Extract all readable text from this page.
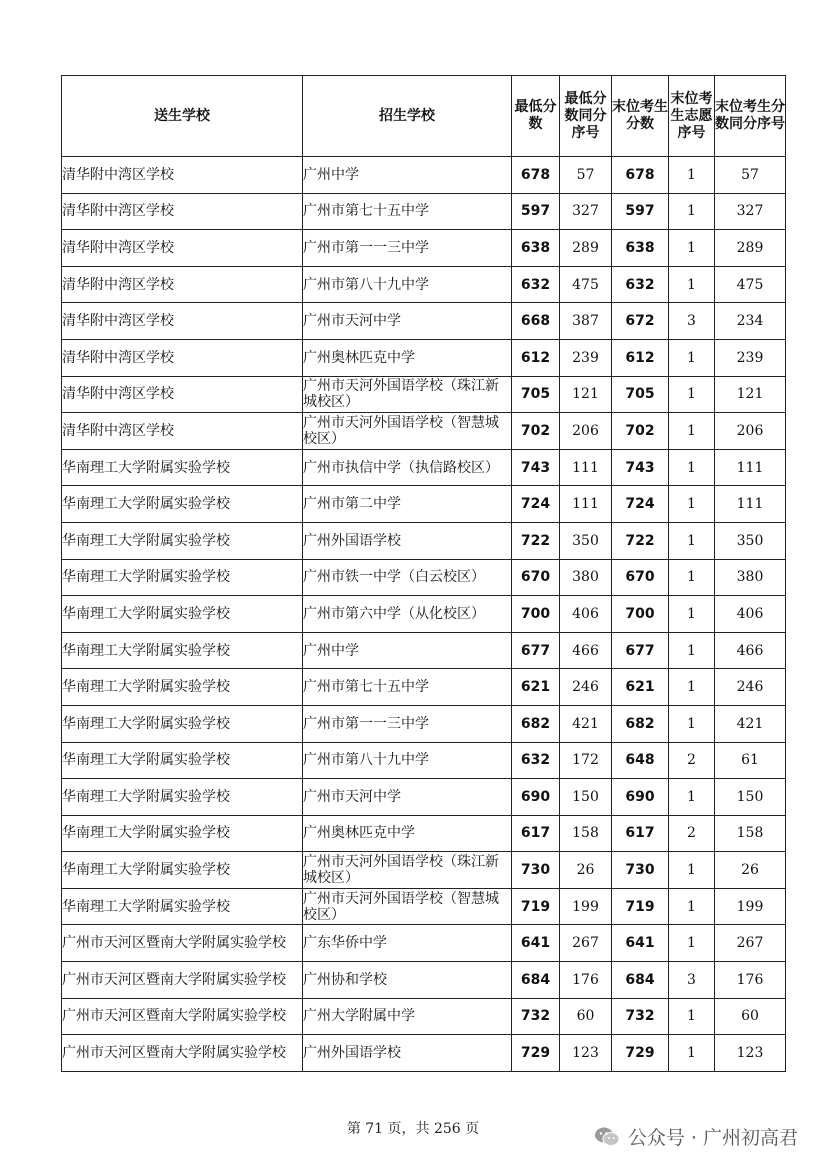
送生学校	招生学校	最低分数	最低分数同分序号	末位考生分数	末位考生志愿序号	末位考生分数同分序号
清华附中湾区学校	广州中学	678	57	678	1	57
清华附中湾区学校	广州市第七十五中学	597	327	597	1	327
清华附中湾区学校	广州市第一一三中学	638	289	638	1	289
清华附中湾区学校	广州市第八十九中学	632	475	632	1	475
清华附中湾区学校	广州市天河中学	668	387	672	3	234
清华附中湾区学校	广州奥林匹克中学	612	239	612	1	239
清华附中湾区学校	广州市天河外国语学校（珠江新城校区）	705	121	705	1	121
清华附中湾区学校	广州市天河外国语学校（智慧城校区）	702	206	702	1	206
华南理工大学附属实验学校	广州市执信中学（执信路校区）	743	111	743	1	111
华南理工大学附属实验学校	广州市第二中学	724	111	724	1	111
华南理工大学附属实验学校	广州外国语学校	722	350	722	1	350
华南理工大学附属实验学校	广州市铁一中学（白云校区）	670	380	670	1	380
华南理工大学附属实验学校	广州市第六中学（从化校区）	700	406	700	1	406
华南理工大学附属实验学校	广州中学	677	466	677	1	466
华南理工大学附属实验学校	广州市第七十五中学	621	246	621	1	246
华南理工大学附属实验学校	广州市第一一三中学	682	421	682	1	421
华南理工大学附属实验学校	广州市第八十九中学	632	172	648	2	61
华南理工大学附属实验学校	广州市天河中学	690	150	690	1	150
华南理工大学附属实验学校	广州奥林匹克中学	617	158	617	2	158
华南理工大学附属实验学校	广州市天河外国语学校（珠江新城校区）	730	26	730	1	26
华南理工大学附属实验学校	广州市天河外国语学校（智慧城校区）	719	199	719	1	199
广州市天河区暨南大学附属实验学校	广东华侨中学	641	267	641	1	267
广州市天河区暨南大学附属实验学校	广州协和学校	684	176	684	3	176
广州市天河区暨南大学附属实验学校	广州大学附属中学	732	60	732	1	60
广州市天河区暨南大学附属实验学校	广州外国语学校	729	123	729	1	123
第 71 页，共 256 页	公众号 · 广州初高君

:::

CHALLENGE =
Retype the entries word for word. Omit any images.

EXERCISE SOLUTION =
Extract all readable text from this page.
送生学校	招生学校	最低分数	最低分数同分序号	末位考生分数	末位考生志愿序号	末位考生分数同分序号
清华附中湾区学校	广州中学	678	57	678	1	57
清华附中湾区学校	广州市第七十五中学	597	327	597	1	327
清华附中湾区学校	广州市第一一三中学	638	289	638	1	289
清华附中湾区学校	广州市第八十九中学	632	475	632	1	475
清华附中湾区学校	广州市天河中学	668	387	672	3	234
清华附中湾区学校	广州奥林匹克中学	612	239	612	1	239
清华附中湾区学校	广州市天河外国语学校（珠江新城校区）	705	121	705	1	121
清华附中湾区学校	广州市天河外国语学校（智慧城校区）	702	206	702	1	206
华南理工大学附属实验学校	广州市执信中学（执信路校区）	743	111	743	1	111
华南理工大学附属实验学校	广州市第二中学	724	111	724	1	111
华南理工大学附属实验学校	广州外国语学校	722	350	722	1	350
华南理工大学附属实验学校	广州市铁一中学（白云校区）	670	380	670	1	380
华南理工大学附属实验学校	广州市第六中学（从化校区）	700	406	700	1	406
华南理工大学附属实验学校	广州中学	677	466	677	1	466
华南理工大学附属实验学校	广州市第七十五中学	621	246	621	1	246
华南理工大学附属实验学校	广州市第一一三中学	682	421	682	1	421
华南理工大学附属实验学校	广州市第八十九中学	632	172	648	2	61
华南理工大学附属实验学校	广州市天河中学	690	150	690	1	150
华南理工大学附属实验学校	广州奥林匹克中学	617	158	617	2	158
华南理工大学附属实验学校	广州市天河外国语学校（珠江新城校区）	730	26	730	1	26
华南理工大学附属实验学校	广州市天河外国语学校（智慧城校区）	719	199	719	1	199
广州市天河区暨南大学附属实验学校	广东华侨中学	641	267	641	1	267
广州市天河区暨南大学附属实验学校	广州协和学校	684	176	684	3	176
广州市天河区暨南大学附属实验学校	广州大学附属中学	732	60	732	1	60
广州市天河区暨南大学附属实验学校	广州外国语学校	729	123	729	1	123
第 71 页，共 256 页	公众号 · 广州初高君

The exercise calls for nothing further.